▶ **Data to process**
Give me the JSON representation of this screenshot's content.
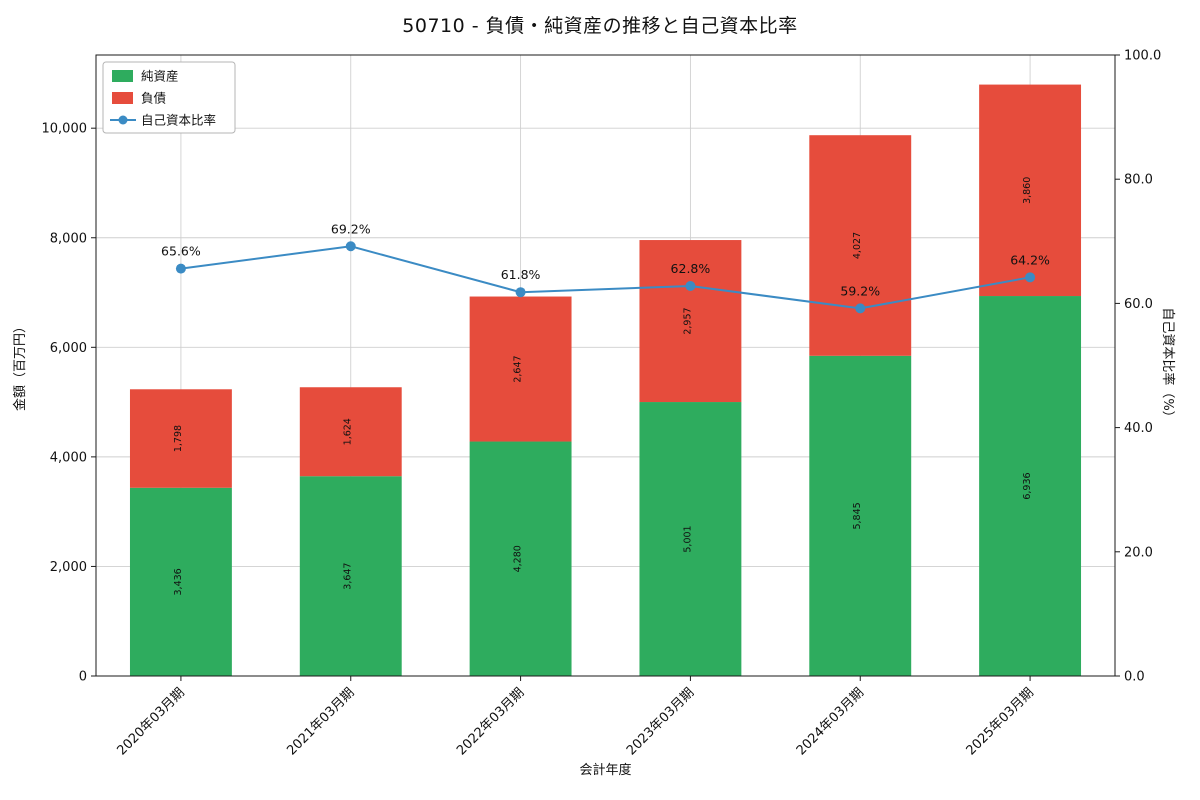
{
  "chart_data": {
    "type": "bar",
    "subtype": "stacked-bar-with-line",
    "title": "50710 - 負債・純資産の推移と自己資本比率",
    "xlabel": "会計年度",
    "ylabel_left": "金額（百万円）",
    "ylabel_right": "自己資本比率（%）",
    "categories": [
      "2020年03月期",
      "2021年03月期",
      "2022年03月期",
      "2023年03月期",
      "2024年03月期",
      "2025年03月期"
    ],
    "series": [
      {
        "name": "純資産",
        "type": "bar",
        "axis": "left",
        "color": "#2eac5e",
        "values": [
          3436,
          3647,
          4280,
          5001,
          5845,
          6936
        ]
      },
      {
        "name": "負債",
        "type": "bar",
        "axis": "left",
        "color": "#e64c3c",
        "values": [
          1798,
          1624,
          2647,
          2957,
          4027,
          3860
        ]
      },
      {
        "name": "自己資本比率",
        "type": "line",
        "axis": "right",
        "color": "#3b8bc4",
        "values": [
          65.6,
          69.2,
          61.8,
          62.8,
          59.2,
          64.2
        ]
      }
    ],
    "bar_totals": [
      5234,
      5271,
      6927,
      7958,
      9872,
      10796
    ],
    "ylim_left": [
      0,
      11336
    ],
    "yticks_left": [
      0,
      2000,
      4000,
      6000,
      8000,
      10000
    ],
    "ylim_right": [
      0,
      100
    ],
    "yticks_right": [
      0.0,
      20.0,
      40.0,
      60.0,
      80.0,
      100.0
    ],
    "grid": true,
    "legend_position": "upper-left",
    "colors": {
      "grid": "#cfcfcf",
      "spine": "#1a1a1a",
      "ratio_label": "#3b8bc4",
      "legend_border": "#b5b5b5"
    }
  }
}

▶ **What the task asks**
Omit every picture, and otherwise quote the entries exactly.

▶ **Answer for the task**
Give me the JSON representation of this screenshot's content.
{
  "chart_data": {
    "type": "bar",
    "subtype": "stacked-bar-with-line",
    "title": "50710 - 負債・純資産の推移と自己資本比率",
    "xlabel": "会計年度",
    "ylabel_left": "金額（百万円）",
    "ylabel_right": "自己資本比率（%）",
    "categories": [
      "2020年03月期",
      "2021年03月期",
      "2022年03月期",
      "2023年03月期",
      "2024年03月期",
      "2025年03月期"
    ],
    "series": [
      {
        "name": "純資産",
        "type": "bar",
        "axis": "left",
        "color": "#2eac5e",
        "values": [
          3436,
          3647,
          4280,
          5001,
          5845,
          6936
        ]
      },
      {
        "name": "負債",
        "type": "bar",
        "axis": "left",
        "color": "#e64c3c",
        "values": [
          1798,
          1624,
          2647,
          2957,
          4027,
          3860
        ]
      },
      {
        "name": "自己資本比率",
        "type": "line",
        "axis": "right",
        "color": "#3b8bc4",
        "values": [
          65.6,
          69.2,
          61.8,
          62.8,
          59.2,
          64.2
        ]
      }
    ],
    "bar_totals": [
      5234,
      5271,
      6927,
      7958,
      9872,
      10796
    ],
    "ylim_left": [
      0,
      11336
    ],
    "yticks_left": [
      0,
      2000,
      4000,
      6000,
      8000,
      10000
    ],
    "ylim_right": [
      0,
      100
    ],
    "yticks_right": [
      0.0,
      20.0,
      40.0,
      60.0,
      80.0,
      100.0
    ],
    "grid": true,
    "legend_position": "upper-left",
    "colors": {
      "grid": "#cfcfcf",
      "spine": "#1a1a1a",
      "ratio_label": "#3b8bc4",
      "legend_border": "#b5b5b5"
    }
  }
}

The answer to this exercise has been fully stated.